_Raw data_:
— START —

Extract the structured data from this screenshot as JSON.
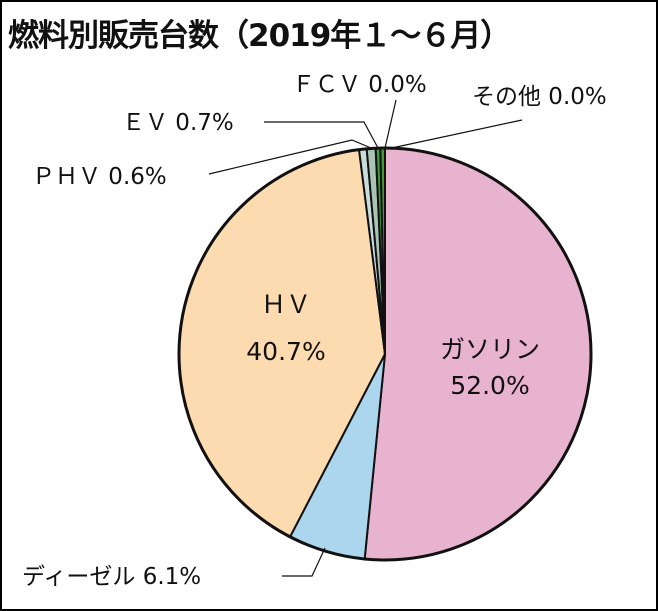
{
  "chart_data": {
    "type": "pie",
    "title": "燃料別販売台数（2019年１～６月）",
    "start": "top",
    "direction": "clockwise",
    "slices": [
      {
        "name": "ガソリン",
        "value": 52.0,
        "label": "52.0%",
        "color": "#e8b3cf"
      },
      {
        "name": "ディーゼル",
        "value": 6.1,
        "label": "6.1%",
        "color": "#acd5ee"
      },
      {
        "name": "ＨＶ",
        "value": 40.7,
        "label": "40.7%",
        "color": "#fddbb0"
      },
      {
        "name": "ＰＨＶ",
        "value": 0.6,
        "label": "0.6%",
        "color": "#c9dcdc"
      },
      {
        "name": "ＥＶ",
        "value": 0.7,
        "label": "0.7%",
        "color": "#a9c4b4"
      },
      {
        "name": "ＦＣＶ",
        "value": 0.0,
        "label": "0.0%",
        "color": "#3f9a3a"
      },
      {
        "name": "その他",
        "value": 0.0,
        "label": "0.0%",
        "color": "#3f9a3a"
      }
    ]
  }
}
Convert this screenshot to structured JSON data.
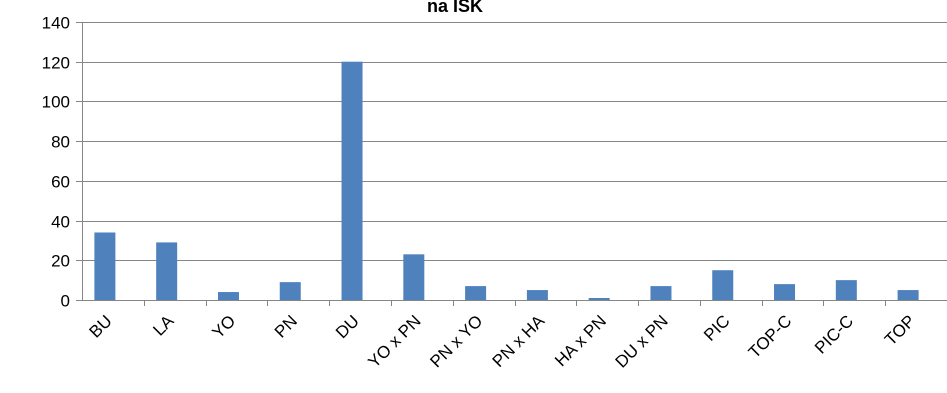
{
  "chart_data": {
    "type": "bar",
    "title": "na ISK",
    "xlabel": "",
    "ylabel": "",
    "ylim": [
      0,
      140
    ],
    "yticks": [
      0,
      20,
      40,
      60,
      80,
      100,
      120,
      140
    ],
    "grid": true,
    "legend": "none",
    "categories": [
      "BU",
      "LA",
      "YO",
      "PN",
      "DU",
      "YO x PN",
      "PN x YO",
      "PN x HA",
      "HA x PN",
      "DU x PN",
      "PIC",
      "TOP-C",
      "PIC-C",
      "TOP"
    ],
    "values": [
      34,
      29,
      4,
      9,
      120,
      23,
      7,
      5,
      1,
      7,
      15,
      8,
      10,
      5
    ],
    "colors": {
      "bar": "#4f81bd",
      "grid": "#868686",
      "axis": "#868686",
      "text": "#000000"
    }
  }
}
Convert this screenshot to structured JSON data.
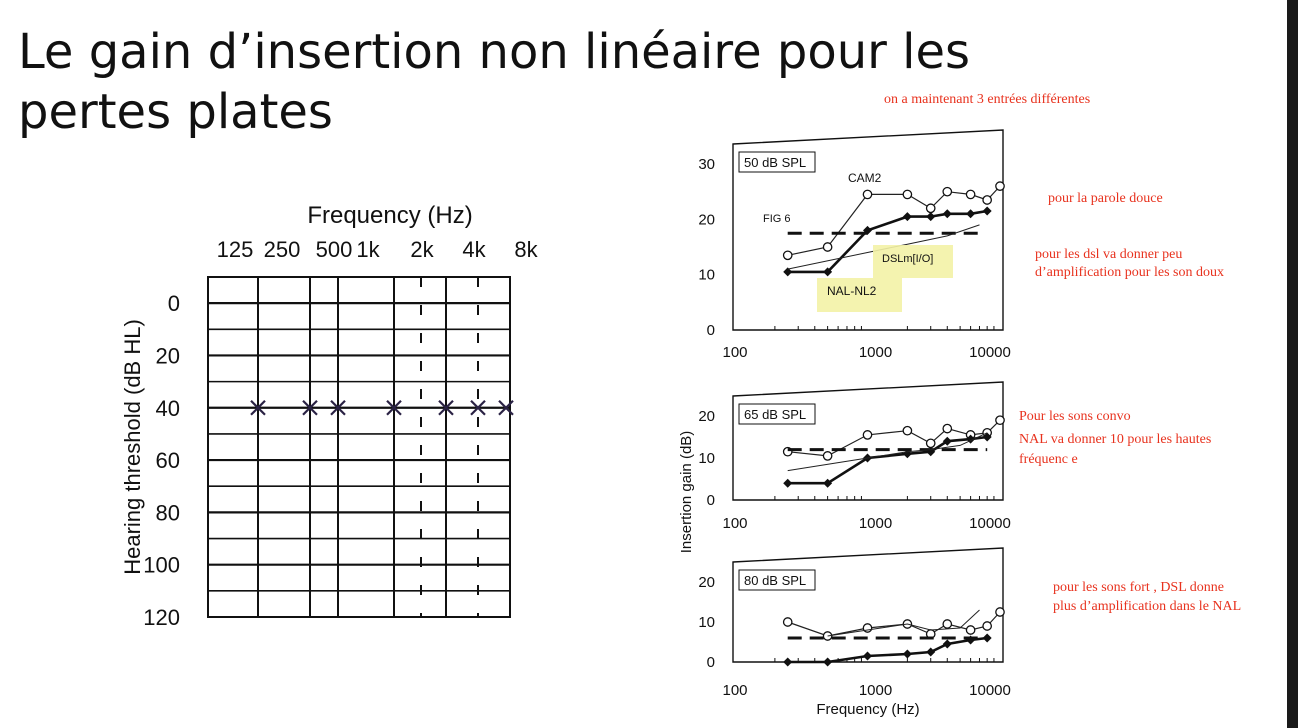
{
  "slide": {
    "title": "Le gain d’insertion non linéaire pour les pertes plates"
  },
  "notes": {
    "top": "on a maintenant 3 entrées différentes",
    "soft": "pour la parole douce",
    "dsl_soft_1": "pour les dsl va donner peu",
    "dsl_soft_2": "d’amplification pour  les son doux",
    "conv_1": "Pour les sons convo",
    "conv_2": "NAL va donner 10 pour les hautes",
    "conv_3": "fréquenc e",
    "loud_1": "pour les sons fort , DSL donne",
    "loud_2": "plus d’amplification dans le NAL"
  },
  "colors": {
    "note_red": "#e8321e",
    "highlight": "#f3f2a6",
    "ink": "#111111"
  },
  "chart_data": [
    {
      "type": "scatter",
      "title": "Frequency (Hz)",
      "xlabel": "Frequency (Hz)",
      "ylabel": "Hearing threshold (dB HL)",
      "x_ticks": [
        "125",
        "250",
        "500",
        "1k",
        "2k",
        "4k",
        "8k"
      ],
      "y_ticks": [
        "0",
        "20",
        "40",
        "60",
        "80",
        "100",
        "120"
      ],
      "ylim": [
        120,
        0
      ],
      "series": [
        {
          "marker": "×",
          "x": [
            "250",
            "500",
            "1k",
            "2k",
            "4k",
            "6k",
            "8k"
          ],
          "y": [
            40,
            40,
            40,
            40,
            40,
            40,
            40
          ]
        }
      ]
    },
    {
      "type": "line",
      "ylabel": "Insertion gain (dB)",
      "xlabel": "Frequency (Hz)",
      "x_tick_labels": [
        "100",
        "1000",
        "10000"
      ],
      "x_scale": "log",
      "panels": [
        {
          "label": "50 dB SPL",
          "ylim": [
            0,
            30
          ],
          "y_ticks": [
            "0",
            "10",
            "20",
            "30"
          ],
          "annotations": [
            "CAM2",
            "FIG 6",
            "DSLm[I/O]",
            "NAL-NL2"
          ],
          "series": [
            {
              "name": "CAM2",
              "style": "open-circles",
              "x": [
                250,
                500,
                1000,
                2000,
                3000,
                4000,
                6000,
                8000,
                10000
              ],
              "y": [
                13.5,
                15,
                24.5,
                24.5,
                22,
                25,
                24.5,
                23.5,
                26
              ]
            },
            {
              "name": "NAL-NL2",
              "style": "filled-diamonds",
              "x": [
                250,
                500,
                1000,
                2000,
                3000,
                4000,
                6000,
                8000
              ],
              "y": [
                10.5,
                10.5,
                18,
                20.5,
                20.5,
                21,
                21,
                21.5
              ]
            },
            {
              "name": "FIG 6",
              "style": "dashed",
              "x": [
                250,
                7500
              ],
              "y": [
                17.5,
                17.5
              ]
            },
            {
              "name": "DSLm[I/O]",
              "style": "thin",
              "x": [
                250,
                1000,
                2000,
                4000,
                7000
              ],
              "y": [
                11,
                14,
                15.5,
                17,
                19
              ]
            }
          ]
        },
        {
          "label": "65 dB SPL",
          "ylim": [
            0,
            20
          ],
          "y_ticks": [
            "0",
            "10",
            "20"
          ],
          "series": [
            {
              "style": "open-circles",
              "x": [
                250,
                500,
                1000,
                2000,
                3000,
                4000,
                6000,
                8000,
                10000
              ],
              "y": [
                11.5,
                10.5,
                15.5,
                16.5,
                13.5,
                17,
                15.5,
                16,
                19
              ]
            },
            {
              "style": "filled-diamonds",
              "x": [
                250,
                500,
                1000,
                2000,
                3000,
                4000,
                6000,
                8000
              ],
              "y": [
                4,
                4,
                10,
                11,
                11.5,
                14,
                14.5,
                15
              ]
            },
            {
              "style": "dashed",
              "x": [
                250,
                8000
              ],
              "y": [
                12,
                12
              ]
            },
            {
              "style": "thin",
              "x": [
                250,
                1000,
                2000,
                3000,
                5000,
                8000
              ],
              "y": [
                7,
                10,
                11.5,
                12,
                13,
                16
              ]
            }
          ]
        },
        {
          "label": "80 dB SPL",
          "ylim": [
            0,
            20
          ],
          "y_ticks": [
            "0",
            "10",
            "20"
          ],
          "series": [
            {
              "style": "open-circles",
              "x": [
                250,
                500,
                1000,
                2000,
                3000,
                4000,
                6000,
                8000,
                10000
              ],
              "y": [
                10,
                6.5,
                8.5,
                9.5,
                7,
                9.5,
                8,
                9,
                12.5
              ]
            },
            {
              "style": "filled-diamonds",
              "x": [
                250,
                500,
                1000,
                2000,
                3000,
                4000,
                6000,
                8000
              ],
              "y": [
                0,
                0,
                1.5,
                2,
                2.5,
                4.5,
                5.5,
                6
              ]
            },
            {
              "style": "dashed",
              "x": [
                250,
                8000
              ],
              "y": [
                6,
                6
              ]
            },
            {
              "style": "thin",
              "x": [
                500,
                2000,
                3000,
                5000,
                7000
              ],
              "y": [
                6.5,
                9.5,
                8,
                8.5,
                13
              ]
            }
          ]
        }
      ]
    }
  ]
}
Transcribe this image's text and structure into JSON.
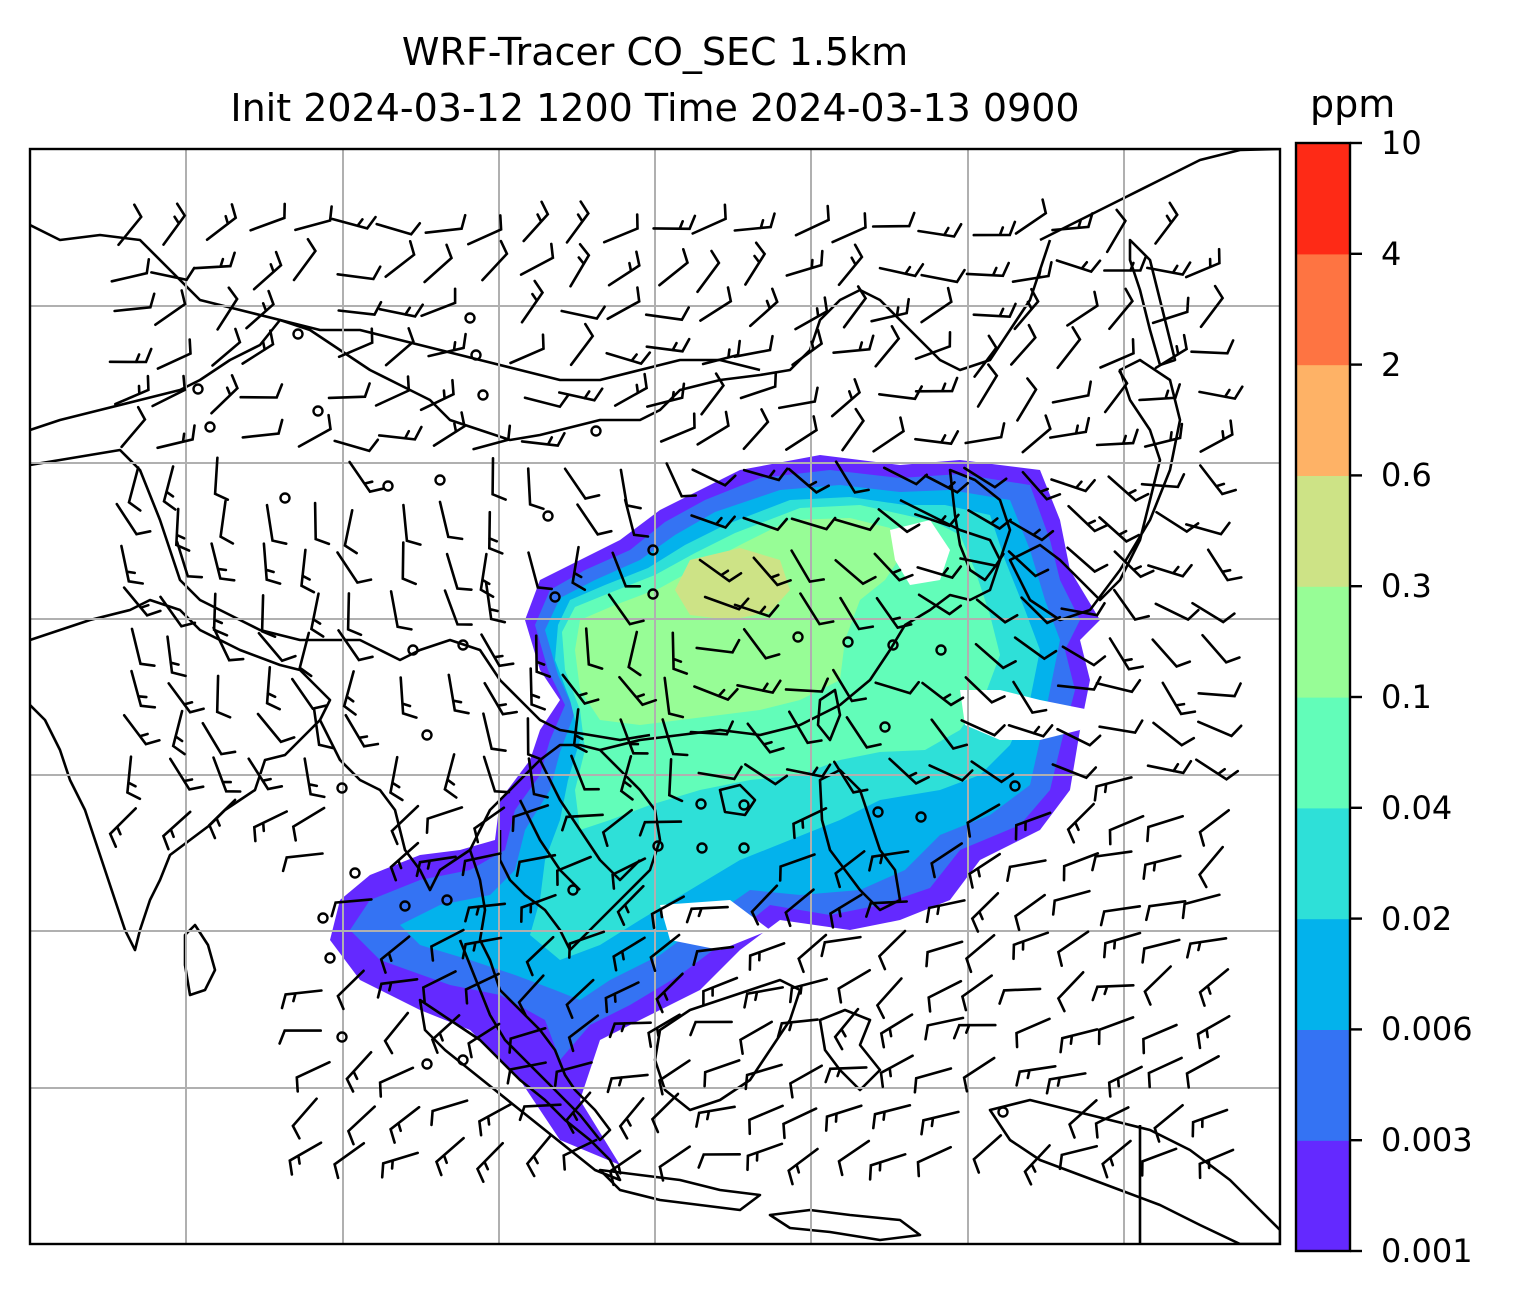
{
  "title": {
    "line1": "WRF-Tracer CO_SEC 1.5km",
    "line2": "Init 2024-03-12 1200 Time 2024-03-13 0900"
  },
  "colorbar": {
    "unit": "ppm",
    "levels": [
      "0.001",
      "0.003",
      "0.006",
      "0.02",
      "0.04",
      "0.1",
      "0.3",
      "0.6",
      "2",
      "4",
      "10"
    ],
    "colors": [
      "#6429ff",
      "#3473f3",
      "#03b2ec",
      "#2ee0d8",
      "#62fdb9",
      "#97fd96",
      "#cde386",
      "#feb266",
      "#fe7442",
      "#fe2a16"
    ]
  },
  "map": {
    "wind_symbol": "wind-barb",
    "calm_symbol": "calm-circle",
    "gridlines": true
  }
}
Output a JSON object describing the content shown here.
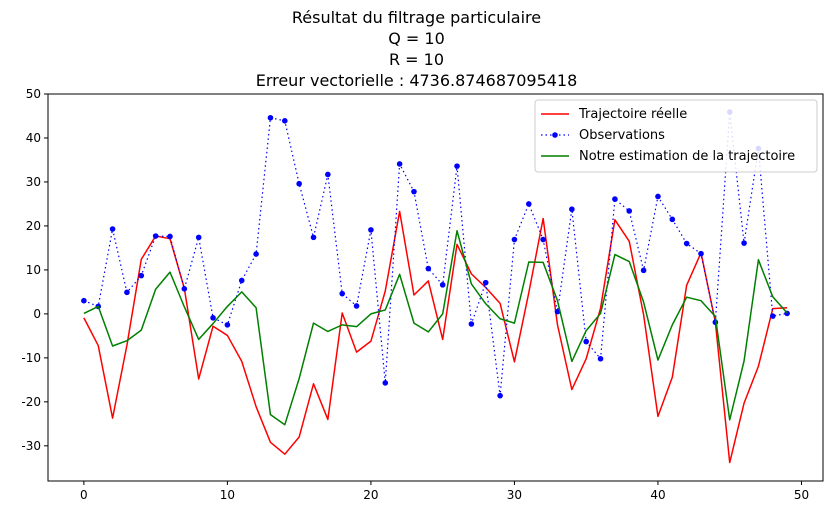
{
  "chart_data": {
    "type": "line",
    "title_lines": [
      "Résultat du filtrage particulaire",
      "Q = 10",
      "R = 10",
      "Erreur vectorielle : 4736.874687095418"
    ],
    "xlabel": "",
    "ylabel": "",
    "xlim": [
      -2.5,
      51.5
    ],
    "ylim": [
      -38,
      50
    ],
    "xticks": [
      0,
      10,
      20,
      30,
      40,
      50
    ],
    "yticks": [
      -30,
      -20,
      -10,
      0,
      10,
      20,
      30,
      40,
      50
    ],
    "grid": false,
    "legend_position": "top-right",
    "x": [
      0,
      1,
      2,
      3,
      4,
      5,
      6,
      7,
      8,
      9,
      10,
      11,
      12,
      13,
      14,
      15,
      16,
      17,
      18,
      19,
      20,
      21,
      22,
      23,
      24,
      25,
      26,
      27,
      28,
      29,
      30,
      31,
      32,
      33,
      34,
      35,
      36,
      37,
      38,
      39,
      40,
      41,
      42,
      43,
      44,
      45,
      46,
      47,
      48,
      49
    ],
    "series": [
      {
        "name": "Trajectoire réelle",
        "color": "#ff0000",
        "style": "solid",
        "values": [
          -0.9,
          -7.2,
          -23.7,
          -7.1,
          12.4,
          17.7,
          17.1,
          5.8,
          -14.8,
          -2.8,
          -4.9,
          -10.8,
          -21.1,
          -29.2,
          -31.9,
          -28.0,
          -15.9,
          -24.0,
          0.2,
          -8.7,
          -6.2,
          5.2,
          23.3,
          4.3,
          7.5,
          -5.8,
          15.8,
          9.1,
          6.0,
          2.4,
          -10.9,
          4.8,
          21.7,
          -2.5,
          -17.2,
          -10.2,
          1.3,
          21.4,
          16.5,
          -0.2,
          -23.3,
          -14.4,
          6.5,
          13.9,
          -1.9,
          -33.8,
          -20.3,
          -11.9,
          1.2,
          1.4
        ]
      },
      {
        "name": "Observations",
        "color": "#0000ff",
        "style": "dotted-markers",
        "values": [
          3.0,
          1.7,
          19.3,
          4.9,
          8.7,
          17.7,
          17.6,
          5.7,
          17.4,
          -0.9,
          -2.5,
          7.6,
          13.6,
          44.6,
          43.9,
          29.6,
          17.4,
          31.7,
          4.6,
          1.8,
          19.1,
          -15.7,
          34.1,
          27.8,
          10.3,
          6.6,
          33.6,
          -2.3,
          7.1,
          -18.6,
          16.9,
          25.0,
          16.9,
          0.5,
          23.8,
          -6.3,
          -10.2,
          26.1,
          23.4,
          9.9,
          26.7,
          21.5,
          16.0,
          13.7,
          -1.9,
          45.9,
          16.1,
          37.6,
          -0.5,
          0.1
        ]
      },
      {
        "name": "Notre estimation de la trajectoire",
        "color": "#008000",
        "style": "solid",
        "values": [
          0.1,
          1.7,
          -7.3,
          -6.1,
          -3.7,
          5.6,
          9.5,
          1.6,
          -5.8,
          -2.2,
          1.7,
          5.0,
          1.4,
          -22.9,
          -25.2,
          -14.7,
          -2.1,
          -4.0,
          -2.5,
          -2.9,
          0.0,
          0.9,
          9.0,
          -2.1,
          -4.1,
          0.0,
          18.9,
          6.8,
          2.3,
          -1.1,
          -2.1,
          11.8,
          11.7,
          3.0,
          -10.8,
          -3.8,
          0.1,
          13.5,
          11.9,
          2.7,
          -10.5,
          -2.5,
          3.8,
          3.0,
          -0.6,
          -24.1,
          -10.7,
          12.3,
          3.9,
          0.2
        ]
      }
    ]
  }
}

— END —

_Task to carry out_:
Pick out all lines from the data above in which the word "JSON" appears.

_Output below_:
Extract the structured data from this screenshot as JSON.
Convert this screenshot to structured JSON data.
Convert this screenshot to structured JSON data.
Transcribe this image's text and structure into JSON.
Output a JSON object describing the content shown here.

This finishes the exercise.